● EXERCISE BRIEF
Reproduce the data exactly and drop any pictures it holds.

● EXTRACTED INFORMATION
━━━━━━━━━━━━━━━━━━━━

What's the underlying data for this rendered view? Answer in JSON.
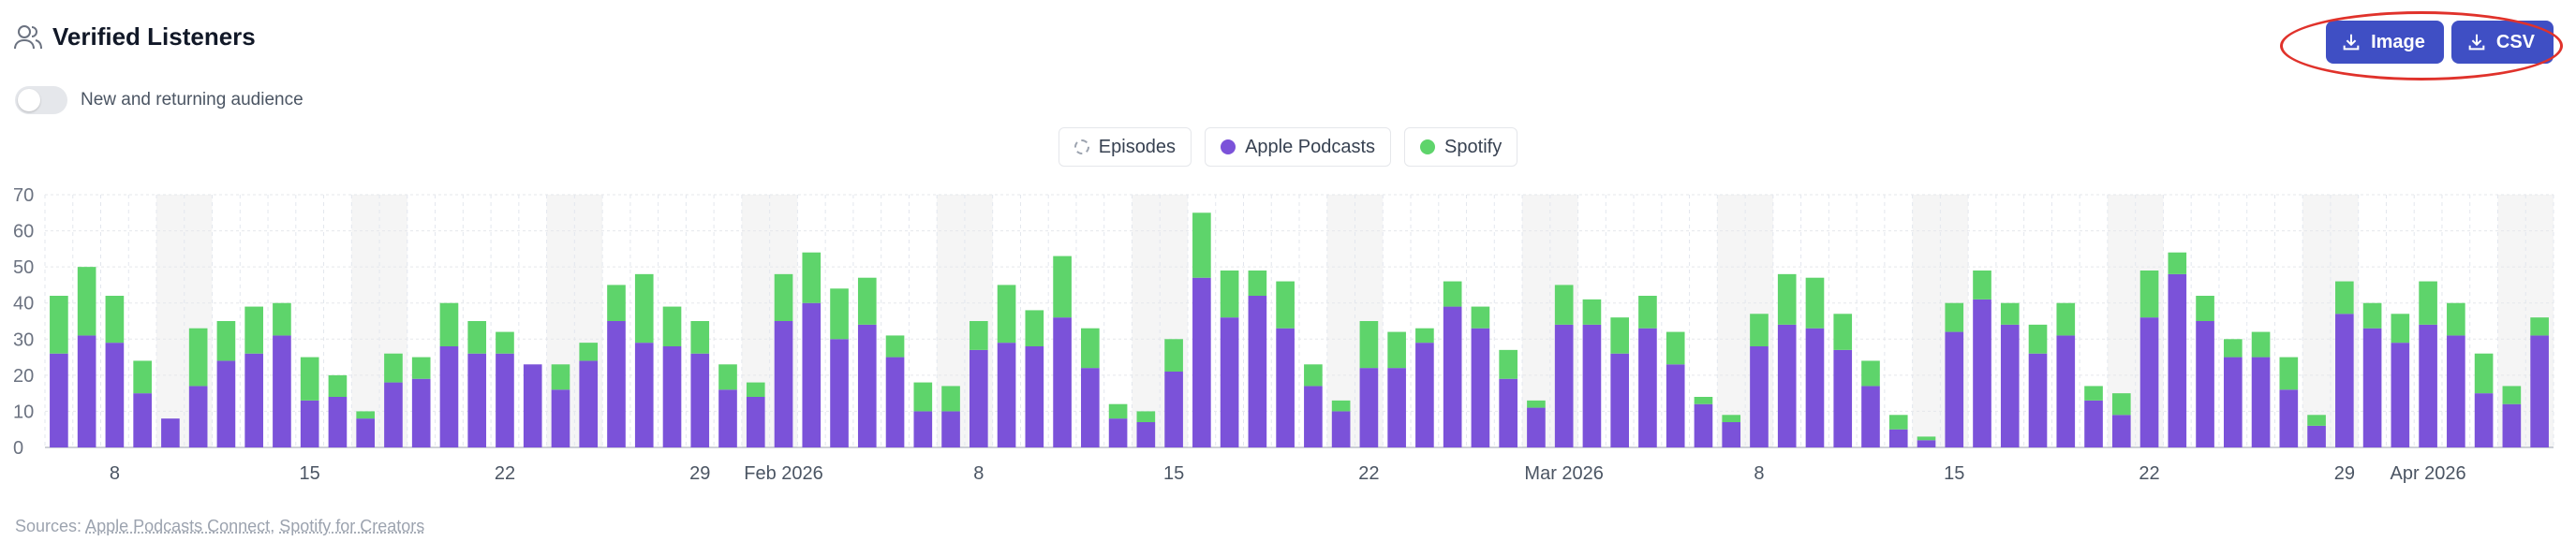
{
  "header": {
    "title": "Verified Listeners",
    "icon": "users-icon"
  },
  "actions": {
    "image_label": "Image",
    "csv_label": "CSV"
  },
  "toggle": {
    "label": "New and returning audience",
    "on": false
  },
  "legend": [
    {
      "label": "Episodes",
      "style": "dashed"
    },
    {
      "label": "Apple Podcasts",
      "color": "#7b52d9"
    },
    {
      "label": "Spotify",
      "color": "#5ed46b"
    }
  ],
  "sources": {
    "prefix": "Sources:",
    "links": [
      "Apple Podcasts Connect",
      "Spotify for Creators"
    ]
  },
  "colors": {
    "apple": "#7b52d9",
    "spotify": "#5ed46b",
    "weekend": "#f5f5f5",
    "accent": "#3f4fc4"
  },
  "chart_data": {
    "type": "bar",
    "stacked": true,
    "ylim": [
      0,
      70
    ],
    "yticks": [
      0,
      10,
      20,
      30,
      40,
      50,
      60,
      70
    ],
    "x_start": "2026-01-06",
    "x_ticks": [
      {
        "index": 2,
        "label": "8"
      },
      {
        "index": 9,
        "label": "15"
      },
      {
        "index": 16,
        "label": "22"
      },
      {
        "index": 23,
        "label": "29"
      },
      {
        "index": 26,
        "label": "Feb 2026"
      },
      {
        "index": 33,
        "label": "8"
      },
      {
        "index": 40,
        "label": "15"
      },
      {
        "index": 47,
        "label": "22"
      },
      {
        "index": 54,
        "label": "Mar 2026"
      },
      {
        "index": 61,
        "label": "8"
      },
      {
        "index": 68,
        "label": "15"
      },
      {
        "index": 75,
        "label": "22"
      },
      {
        "index": 82,
        "label": "29"
      },
      {
        "index": 85,
        "label": "Apr 2026"
      }
    ],
    "series": [
      {
        "name": "Apple Podcasts",
        "values": [
          26,
          31,
          29,
          15,
          8,
          17,
          24,
          26,
          31,
          13,
          14,
          8,
          18,
          19,
          28,
          26,
          26,
          23,
          16,
          24,
          35,
          29,
          28,
          26,
          16,
          14,
          35,
          40,
          30,
          34,
          25,
          10,
          10,
          27,
          29,
          28,
          36,
          22,
          8,
          7,
          21,
          47,
          36,
          42,
          33,
          17,
          10,
          22,
          22,
          29,
          39,
          33,
          19,
          11,
          34,
          34,
          26,
          33,
          23,
          12,
          7,
          28,
          34,
          33,
          27,
          17,
          5,
          2,
          32,
          41,
          34,
          26,
          31,
          13,
          9,
          36,
          48,
          35,
          25,
          25,
          16,
          6,
          37,
          33,
          29,
          34,
          31,
          15,
          12,
          31
        ]
      },
      {
        "name": "Spotify",
        "values": [
          16,
          19,
          13,
          9,
          0,
          16,
          11,
          13,
          9,
          12,
          6,
          2,
          8,
          6,
          12,
          9,
          6,
          0,
          7,
          5,
          10,
          19,
          11,
          9,
          7,
          4,
          13,
          14,
          14,
          13,
          6,
          8,
          7,
          8,
          16,
          10,
          17,
          11,
          4,
          3,
          9,
          18,
          13,
          7,
          13,
          6,
          3,
          13,
          10,
          4,
          7,
          6,
          8,
          2,
          11,
          7,
          10,
          9,
          9,
          2,
          2,
          9,
          14,
          14,
          10,
          7,
          4,
          1,
          8,
          8,
          6,
          8,
          9,
          4,
          6,
          13,
          6,
          7,
          5,
          7,
          9,
          3,
          9,
          7,
          8,
          12,
          9,
          11,
          5,
          5
        ]
      }
    ]
  }
}
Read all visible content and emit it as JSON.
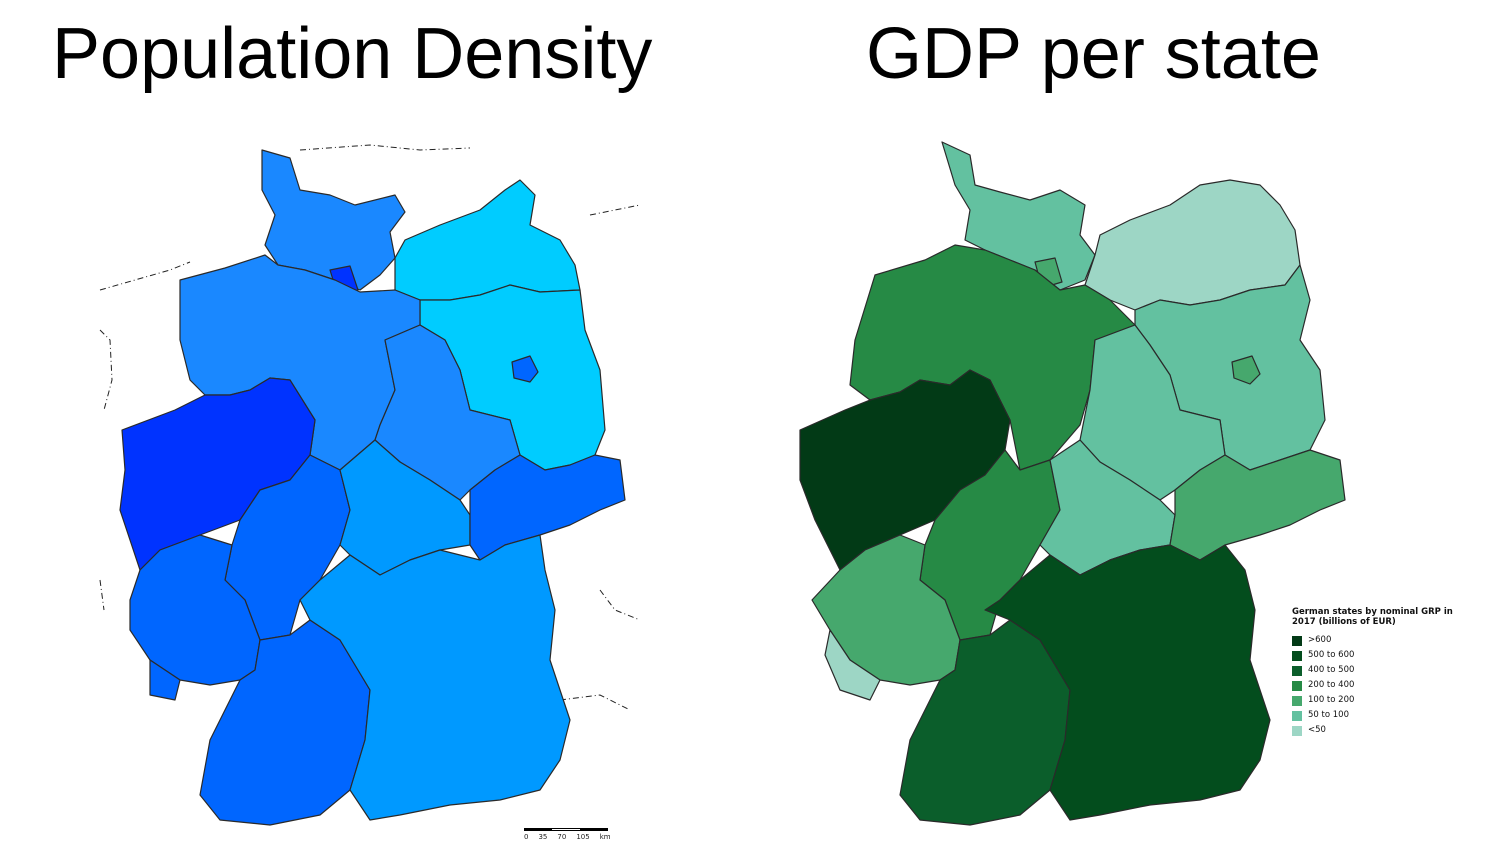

━━━━━━━━━━━━━━━━━━━━

● ANSWER TO THIS PROBLEM
What's the underlying data for this rendered view? Answer in JSON.
{
  "header": {
    "title": "Verified Listeners",
    "icon": "users-icon"
  },
  "actions": {
    "image_label": "Image",
    "csv_label": "CSV"
  },
  "toggle": {
    "label": "New and returning audience",
    "on": false
  },
  "legend": [
    {
      "label": "Episodes",
      "style": "dashed"
    },
    {
      "label": "Apple Podcasts",
      "color": "#7b52d9"
    },
    {
      "label": "Spotify",
      "color": "#5ed46b"
    }
  ],
  "sources": {
    "prefix": "Sources:",
    "links": [
      "Apple Podcasts Connect",
      "Spotify for Creators"
    ]
  },
  "colors": {
    "apple": "#7b52d9",
    "spotify": "#5ed46b",
    "weekend": "#f5f5f5",
    "accent": "#3f4fc4"
  },
  "chart_data": {
    "type": "bar",
    "stacked": true,
    "ylim": [
      0,
      70
    ],
    "yticks": [
      0,
      10,
      20,
      30,
      40,
      50,
      60,
      70
    ],
    "x_start": "2026-01-06",
    "x_ticks": [
      {
        "index": 2,
        "label": "8"
      },
      {
        "index": 9,
        "label": "15"
      },
      {
        "index": 16,
        "label": "22"
      },
      {
        "index": 23,
        "label": "29"
      },
      {
        "index": 26,
        "label": "Feb 2026"
      },
      {
        "index": 33,
        "label": "8"
      },
      {
        "index": 40,
        "label": "15"
      },
      {
        "index": 47,
        "label": "22"
      },
      {
        "index": 54,
        "label": "Mar 2026"
      },
      {
        "index": 61,
        "label": "8"
      },
      {
        "index": 68,
        "label": "15"
      },
      {
        "index": 75,
        "label": "22"
      },
      {
        "index": 82,
        "label": "29"
      },
      {
        "index": 85,
        "label": "Apr 2026"
      }
    ],
    "series": [
      {
        "name": "Apple Podcasts",
        "values": [
          26,
          31,
          29,
          15,
          8,
          17,
          24,
          26,
          31,
          13,
          14,
          8,
          18,
          19,
          28,
          26,
          26,
          23,
          16,
          24,
          35,
          29,
          28,
          26,
          16,
          14,
          35,
          40,
          30,
          34,
          25,
          10,
          10,
          27,
          29,
          28,
          36,
          22,
          8,
          7,
          21,
          47,
          36,
          42,
          33,
          17,
          10,
          22,
          22,
          29,
          39,
          33,
          19,
          11,
          34,
          34,
          26,
          33,
          23,
          12,
          7,
          28,
          34,
          33,
          27,
          17,
          5,
          2,
          32,
          41,
          34,
          26,
          31,
          13,
          9,
          36,
          48,
          35,
          25,
          25,
          16,
          6,
          37,
          33,
          29,
          34,
          31,
          15,
          12,
          31
        ]
      },
      {
        "name": "Spotify",
        "values": [
          16,
          19,
          13,
          9,
          0,
          16,
          11,
          13,
          9,
          12,
          6,
          2,
          8,
          6,
          12,
          9,
          6,
          0,
          7,
          5,
          10,
          19,
          11,
          9,
          7,
          4,
          13,
          14,
          14,
          13,
          6,
          8,
          7,
          8,
          16,
          10,
          17,
          11,
          4,
          3,
          9,
          18,
          13,
          7,
          13,
          6,
          3,
          13,
          10,
          4,
          7,
          6,
          8,
          2,
          11,
          7,
          10,
          9,
          9,
          2,
          2,
          9,
          14,
          14,
          10,
          7,
          4,
          1,
          8,
          8,
          6,
          8,
          9,
          4,
          6,
          13,
          6,
          7,
          5,
          7,
          9,
          3,
          9,
          7,
          8,
          12,
          9,
          11,
          5,
          5
        ]
      }
    ]
  }
}
Read all visible content and emit it as JSON.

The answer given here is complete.